(Aim)
Each record needs to be echoed exactly; can you do that?

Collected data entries
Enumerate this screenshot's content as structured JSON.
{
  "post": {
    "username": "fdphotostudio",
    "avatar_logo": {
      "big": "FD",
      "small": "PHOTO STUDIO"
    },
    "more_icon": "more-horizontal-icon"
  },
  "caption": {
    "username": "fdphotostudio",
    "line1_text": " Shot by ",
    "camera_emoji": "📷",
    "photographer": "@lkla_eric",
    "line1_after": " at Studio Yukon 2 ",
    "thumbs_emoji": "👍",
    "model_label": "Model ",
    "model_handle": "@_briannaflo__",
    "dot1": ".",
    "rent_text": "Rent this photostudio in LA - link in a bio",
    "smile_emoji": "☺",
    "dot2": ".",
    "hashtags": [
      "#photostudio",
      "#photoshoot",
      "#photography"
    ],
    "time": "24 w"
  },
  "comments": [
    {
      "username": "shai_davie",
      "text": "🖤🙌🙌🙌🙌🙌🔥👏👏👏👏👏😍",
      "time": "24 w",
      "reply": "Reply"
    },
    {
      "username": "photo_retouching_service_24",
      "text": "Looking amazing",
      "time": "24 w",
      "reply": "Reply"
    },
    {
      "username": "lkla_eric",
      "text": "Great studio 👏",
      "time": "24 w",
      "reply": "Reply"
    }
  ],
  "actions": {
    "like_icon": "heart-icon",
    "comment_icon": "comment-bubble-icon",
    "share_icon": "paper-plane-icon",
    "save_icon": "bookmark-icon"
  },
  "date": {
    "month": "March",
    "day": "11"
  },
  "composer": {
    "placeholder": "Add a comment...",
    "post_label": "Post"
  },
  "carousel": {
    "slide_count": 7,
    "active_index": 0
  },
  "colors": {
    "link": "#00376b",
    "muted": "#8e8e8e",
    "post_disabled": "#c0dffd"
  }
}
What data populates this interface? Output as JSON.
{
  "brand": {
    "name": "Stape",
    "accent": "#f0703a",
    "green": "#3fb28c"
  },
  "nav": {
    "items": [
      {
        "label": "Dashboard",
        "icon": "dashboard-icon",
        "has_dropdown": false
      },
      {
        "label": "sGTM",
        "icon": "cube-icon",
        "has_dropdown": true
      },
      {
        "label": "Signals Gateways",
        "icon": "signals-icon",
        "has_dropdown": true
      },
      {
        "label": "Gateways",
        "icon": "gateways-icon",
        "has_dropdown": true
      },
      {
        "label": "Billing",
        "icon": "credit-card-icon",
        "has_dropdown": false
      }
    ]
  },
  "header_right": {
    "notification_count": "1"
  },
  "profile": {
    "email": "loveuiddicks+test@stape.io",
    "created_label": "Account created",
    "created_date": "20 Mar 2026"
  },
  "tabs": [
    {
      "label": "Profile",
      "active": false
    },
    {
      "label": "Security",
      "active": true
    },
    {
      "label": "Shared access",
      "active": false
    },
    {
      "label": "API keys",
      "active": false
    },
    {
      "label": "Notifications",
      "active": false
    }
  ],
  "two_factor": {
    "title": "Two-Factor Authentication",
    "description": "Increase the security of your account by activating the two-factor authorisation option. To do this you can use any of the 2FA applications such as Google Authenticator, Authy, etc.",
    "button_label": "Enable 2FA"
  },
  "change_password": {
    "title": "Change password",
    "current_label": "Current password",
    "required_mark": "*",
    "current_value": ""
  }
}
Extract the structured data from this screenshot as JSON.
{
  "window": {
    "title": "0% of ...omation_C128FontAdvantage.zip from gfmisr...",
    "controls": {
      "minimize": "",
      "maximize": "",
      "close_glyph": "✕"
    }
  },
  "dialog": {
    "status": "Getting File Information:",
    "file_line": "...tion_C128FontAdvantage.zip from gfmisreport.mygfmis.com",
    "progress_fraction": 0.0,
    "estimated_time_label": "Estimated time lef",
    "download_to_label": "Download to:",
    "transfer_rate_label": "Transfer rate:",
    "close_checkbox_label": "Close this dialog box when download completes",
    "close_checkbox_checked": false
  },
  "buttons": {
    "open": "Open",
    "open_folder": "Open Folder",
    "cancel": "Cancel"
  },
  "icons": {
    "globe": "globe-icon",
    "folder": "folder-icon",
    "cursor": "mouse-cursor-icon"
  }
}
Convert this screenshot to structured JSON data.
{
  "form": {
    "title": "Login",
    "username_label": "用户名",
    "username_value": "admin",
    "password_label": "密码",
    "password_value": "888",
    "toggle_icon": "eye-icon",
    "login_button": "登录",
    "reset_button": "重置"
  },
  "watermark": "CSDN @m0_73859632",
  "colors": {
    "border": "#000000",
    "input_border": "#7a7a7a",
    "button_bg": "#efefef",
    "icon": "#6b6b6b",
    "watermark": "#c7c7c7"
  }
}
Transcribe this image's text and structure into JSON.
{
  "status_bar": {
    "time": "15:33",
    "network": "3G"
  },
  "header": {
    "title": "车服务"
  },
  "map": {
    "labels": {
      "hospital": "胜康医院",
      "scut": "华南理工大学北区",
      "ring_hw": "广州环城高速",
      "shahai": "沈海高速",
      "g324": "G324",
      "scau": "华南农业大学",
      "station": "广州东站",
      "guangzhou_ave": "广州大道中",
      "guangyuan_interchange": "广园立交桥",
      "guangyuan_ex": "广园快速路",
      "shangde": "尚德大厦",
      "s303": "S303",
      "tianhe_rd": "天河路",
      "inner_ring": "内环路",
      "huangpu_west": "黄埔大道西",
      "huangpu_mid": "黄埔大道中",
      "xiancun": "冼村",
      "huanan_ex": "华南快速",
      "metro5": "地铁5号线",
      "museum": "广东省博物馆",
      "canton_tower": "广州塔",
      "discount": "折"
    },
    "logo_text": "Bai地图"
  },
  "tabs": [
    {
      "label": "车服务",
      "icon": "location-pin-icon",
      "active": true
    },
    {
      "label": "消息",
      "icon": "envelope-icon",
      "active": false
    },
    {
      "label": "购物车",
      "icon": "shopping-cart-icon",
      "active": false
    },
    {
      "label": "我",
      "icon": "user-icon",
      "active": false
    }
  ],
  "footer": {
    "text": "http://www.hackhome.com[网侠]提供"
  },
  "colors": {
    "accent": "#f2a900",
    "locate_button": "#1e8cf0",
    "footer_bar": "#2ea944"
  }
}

(Exercise answer)
Enumerate this screenshot's content as structured JSON.
{
  "post": {
    "username": "fdphotostudio",
    "avatar_logo": {
      "big": "FD",
      "small": "PHOTO STUDIO"
    },
    "more_icon": "more-horizontal-icon"
  },
  "caption": {
    "username": "fdphotostudio",
    "line1_text": " Shot by ",
    "camera_emoji": "📷",
    "photographer": "@lkla_eric",
    "line1_after": " at Studio Yukon 2 ",
    "thumbs_emoji": "👍",
    "model_label": "Model ",
    "model_handle": "@_briannaflo__",
    "dot1": ".",
    "rent_text": "Rent this photostudio in LA - link in a bio",
    "smile_emoji": "☺",
    "dot2": ".",
    "hashtags": [
      "#photostudio",
      "#photoshoot",
      "#photography"
    ],
    "time": "24 w"
  },
  "comments": [
    {
      "username": "shai_davie",
      "text": "🖤🙌🙌🙌🙌🙌🔥👏👏👏👏👏😍",
      "time": "24 w",
      "reply": "Reply"
    },
    {
      "username": "photo_retouching_service_24",
      "text": "Looking amazing",
      "time": "24 w",
      "reply": "Reply"
    },
    {
      "username": "lkla_eric",
      "text": "Great studio 👏",
      "time": "24 w",
      "reply": "Reply"
    }
  ],
  "actions": {
    "like_icon": "heart-icon",
    "comment_icon": "comment-bubble-icon",
    "share_icon": "paper-plane-icon",
    "save_icon": "bookmark-icon"
  },
  "date": {
    "month": "March",
    "day": "11"
  },
  "composer": {
    "placeholder": "Add a comment...",
    "post_label": "Post"
  },
  "carousel": {
    "slide_count": 7,
    "active_index": 0
  },
  "colors": {
    "link": "#00376b",
    "muted": "#8e8e8e",
    "post_disabled": "#c0dffd"
  }
}
What data populates this interface? Output as JSON.
{
  "brand": {
    "name": "Stape",
    "accent": "#f0703a",
    "green": "#3fb28c"
  },
  "nav": {
    "items": [
      {
        "label": "Dashboard",
        "icon": "dashboard-icon",
        "has_dropdown": false
      },
      {
        "label": "sGTM",
        "icon": "cube-icon",
        "has_dropdown": true
      },
      {
        "label": "Signals Gateways",
        "icon": "signals-icon",
        "has_dropdown": true
      },
      {
        "label": "Gateways",
        "icon": "gateways-icon",
        "has_dropdown": true
      },
      {
        "label": "Billing",
        "icon": "credit-card-icon",
        "has_dropdown": false
      }
    ]
  },
  "header_right": {
    "notification_count": "1"
  },
  "profile": {
    "email": "loveuiddicks+test@stape.io",
    "created_label": "Account created",
    "created_date": "20 Mar 2026"
  },
  "tabs": [
    {
      "label": "Profile",
      "active": false
    },
    {
      "label": "Security",
      "active": true
    },
    {
      "label": "Shared access",
      "active": false
    },
    {
      "label": "API keys",
      "active": false
    },
    {
      "label": "Notifications",
      "active": false
    }
  ],
  "two_factor": {
    "title": "Two-Factor Authentication",
    "description": "Increase the security of your account by activating the two-factor authorisation option. To do this you can use any of the 2FA applications such as Google Authenticator, Authy, etc.",
    "button_label": "Enable 2FA"
  },
  "change_password": {
    "title": "Change password",
    "current_label": "Current password",
    "required_mark": "*",
    "current_value": ""
  }
}
Extract the structured data from this screenshot as JSON.
{
  "window": {
    "title": "0% of ...omation_C128FontAdvantage.zip from gfmisr...",
    "controls": {
      "minimize": "",
      "maximize": "",
      "close_glyph": "✕"
    }
  },
  "dialog": {
    "status": "Getting File Information:",
    "file_line": "...tion_C128FontAdvantage.zip from gfmisreport.mygfmis.com",
    "progress_fraction": 0.0,
    "estimated_time_label": "Estimated time lef",
    "download_to_label": "Download to:",
    "transfer_rate_label": "Transfer rate:",
    "close_checkbox_label": "Close this dialog box when download completes",
    "close_checkbox_checked": false
  },
  "buttons": {
    "open": "Open",
    "open_folder": "Open Folder",
    "cancel": "Cancel"
  },
  "icons": {
    "globe": "globe-icon",
    "folder": "folder-icon",
    "cursor": "mouse-cursor-icon"
  }
}
Convert this screenshot to structured JSON data.
{
  "form": {
    "title": "Login",
    "username_label": "用户名",
    "username_value": "admin",
    "password_label": "密码",
    "password_value": "888",
    "toggle_icon": "eye-icon",
    "login_button": "登录",
    "reset_button": "重置"
  },
  "watermark": "CSDN @m0_73859632",
  "colors": {
    "border": "#000000",
    "input_border": "#7a7a7a",
    "button_bg": "#efefef",
    "icon": "#6b6b6b",
    "watermark": "#c7c7c7"
  }
}
Transcribe this image's text and structure into JSON.
{
  "status_bar": {
    "time": "15:33",
    "network": "3G"
  },
  "header": {
    "title": "车服务"
  },
  "map": {
    "labels": {
      "hospital": "胜康医院",
      "scut": "华南理工大学北区",
      "ring_hw": "广州环城高速",
      "shahai": "沈海高速",
      "g324": "G324",
      "scau": "华南农业大学",
      "station": "广州东站",
      "guangzhou_ave": "广州大道中",
      "guangyuan_interchange": "广园立交桥",
      "guangyuan_ex": "广园快速路",
      "shangde": "尚德大厦",
      "s303": "S303",
      "tianhe_rd": "天河路",
      "inner_ring": "内环路",
      "huangpu_west": "黄埔大道西",
      "huangpu_mid": "黄埔大道中",
      "xiancun": "冼村",
      "huanan_ex": "华南快速",
      "metro5": "地铁5号线",
      "museum": "广东省博物馆",
      "canton_tower": "广州塔",
      "discount": "折"
    },
    "logo_text": "Bai地图"
  },
  "tabs": [
    {
      "label": "车服务",
      "icon": "location-pin-icon",
      "active": true
    },
    {
      "label": "消息",
      "icon": "envelope-icon",
      "active": false
    },
    {
      "label": "购物车",
      "icon": "shopping-cart-icon",
      "active": false
    },
    {
      "label": "我",
      "icon": "user-icon",
      "active": false
    }
  ],
  "footer": {
    "text": "http://www.hackhome.com[网侠]提供"
  },
  "colors": {
    "accent": "#f2a900",
    "locate_button": "#1e8cf0",
    "footer_bar": "#2ea944"
  }
}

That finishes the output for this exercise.